THE EXERCISE: Each line that contains the word "legs" counts once; give the total for the records below and nothing else.

RECORD EXTRACTS:

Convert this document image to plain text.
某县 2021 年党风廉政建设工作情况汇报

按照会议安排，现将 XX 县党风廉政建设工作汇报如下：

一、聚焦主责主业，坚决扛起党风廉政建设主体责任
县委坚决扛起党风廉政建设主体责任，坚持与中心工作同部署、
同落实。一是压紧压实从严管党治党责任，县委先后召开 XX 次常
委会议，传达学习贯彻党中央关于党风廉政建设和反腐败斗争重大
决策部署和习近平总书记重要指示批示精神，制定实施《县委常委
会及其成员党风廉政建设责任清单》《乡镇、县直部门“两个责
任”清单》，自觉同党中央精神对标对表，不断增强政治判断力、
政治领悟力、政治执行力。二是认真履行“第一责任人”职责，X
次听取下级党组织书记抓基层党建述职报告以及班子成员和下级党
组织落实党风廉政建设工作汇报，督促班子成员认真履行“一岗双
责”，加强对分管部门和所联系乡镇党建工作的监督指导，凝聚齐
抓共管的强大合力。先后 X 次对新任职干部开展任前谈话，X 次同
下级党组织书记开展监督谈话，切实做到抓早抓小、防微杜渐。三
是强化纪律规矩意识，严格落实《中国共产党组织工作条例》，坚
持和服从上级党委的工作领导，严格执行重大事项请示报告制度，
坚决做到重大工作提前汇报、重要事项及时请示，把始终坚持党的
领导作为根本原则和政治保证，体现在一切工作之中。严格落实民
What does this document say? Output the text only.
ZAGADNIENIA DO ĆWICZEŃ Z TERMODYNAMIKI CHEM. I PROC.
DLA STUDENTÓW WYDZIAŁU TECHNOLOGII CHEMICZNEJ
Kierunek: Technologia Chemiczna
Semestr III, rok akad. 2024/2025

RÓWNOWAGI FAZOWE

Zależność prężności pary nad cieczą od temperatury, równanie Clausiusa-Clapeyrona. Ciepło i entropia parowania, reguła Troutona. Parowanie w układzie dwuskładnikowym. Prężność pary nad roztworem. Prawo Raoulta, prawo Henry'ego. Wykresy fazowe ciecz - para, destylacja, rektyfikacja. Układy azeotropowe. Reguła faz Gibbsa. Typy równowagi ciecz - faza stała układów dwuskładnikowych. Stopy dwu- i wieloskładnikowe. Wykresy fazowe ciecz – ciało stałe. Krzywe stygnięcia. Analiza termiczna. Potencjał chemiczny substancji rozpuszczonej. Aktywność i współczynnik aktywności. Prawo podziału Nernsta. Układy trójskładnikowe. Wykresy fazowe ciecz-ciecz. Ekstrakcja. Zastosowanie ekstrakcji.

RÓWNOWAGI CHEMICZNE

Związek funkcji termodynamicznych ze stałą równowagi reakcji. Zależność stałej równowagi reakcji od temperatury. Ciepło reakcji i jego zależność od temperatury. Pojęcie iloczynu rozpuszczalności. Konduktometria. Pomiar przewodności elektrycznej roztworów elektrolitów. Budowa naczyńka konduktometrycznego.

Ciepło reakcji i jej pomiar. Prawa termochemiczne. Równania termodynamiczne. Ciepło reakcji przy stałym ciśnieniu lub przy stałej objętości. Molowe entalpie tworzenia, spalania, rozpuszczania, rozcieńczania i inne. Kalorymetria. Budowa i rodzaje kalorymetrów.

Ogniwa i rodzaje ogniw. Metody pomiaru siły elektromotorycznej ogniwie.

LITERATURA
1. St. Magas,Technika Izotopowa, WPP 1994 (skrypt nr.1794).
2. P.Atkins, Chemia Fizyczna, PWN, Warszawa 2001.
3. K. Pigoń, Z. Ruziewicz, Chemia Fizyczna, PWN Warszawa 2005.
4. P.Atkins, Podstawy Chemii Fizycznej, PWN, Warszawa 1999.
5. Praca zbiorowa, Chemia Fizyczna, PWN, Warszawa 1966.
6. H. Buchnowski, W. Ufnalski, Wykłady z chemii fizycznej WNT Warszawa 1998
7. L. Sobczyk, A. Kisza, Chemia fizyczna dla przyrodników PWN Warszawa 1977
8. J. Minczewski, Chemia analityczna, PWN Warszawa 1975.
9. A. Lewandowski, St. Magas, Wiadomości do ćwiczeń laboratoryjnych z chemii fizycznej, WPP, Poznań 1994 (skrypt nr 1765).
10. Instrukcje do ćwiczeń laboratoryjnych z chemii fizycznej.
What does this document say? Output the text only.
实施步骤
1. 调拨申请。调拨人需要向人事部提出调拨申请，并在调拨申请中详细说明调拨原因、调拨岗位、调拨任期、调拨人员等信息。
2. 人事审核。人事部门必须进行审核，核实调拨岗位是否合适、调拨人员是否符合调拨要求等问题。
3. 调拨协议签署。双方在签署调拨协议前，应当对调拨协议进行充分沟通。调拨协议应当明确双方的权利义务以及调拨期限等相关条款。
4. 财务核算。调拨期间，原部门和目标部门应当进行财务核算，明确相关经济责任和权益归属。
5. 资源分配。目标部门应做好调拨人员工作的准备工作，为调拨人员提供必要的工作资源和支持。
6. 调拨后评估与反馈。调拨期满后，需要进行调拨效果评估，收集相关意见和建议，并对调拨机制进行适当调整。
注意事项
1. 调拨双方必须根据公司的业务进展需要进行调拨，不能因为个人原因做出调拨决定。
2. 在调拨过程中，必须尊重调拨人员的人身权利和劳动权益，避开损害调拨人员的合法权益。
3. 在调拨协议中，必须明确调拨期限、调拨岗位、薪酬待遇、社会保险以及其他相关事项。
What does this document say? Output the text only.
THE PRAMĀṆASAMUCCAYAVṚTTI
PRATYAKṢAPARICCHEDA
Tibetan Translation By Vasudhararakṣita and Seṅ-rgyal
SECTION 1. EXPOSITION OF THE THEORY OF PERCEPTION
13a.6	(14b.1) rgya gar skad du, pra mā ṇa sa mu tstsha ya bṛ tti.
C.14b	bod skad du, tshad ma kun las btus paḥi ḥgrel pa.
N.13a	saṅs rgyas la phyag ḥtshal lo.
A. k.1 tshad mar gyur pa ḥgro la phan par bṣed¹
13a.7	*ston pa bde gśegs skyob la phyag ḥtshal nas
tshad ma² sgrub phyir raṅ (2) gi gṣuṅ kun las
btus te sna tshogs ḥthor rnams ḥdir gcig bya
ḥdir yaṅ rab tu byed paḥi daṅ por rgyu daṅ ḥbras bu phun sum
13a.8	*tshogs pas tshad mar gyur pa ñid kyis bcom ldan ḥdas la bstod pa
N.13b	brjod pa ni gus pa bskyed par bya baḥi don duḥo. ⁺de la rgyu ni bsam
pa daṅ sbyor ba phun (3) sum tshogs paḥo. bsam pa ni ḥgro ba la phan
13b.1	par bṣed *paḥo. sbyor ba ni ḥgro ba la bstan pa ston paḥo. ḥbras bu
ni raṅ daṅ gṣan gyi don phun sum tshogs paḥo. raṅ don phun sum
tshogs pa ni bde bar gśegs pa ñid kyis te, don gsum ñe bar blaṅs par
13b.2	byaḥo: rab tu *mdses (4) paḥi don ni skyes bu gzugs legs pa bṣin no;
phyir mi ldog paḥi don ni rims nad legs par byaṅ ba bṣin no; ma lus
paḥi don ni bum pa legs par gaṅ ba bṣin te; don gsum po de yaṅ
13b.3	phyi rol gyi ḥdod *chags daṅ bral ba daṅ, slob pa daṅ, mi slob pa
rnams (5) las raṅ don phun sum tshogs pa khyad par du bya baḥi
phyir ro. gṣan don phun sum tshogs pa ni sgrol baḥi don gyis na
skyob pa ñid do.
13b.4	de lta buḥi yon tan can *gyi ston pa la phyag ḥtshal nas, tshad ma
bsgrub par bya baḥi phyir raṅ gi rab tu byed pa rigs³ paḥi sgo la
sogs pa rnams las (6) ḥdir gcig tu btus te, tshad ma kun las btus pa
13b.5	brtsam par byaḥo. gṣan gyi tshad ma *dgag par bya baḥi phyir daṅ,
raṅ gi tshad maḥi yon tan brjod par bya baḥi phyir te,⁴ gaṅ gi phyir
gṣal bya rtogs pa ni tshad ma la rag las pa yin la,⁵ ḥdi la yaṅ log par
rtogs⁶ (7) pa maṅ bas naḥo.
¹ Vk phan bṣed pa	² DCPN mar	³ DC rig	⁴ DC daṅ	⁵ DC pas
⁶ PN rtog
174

THE SOLUTION: 3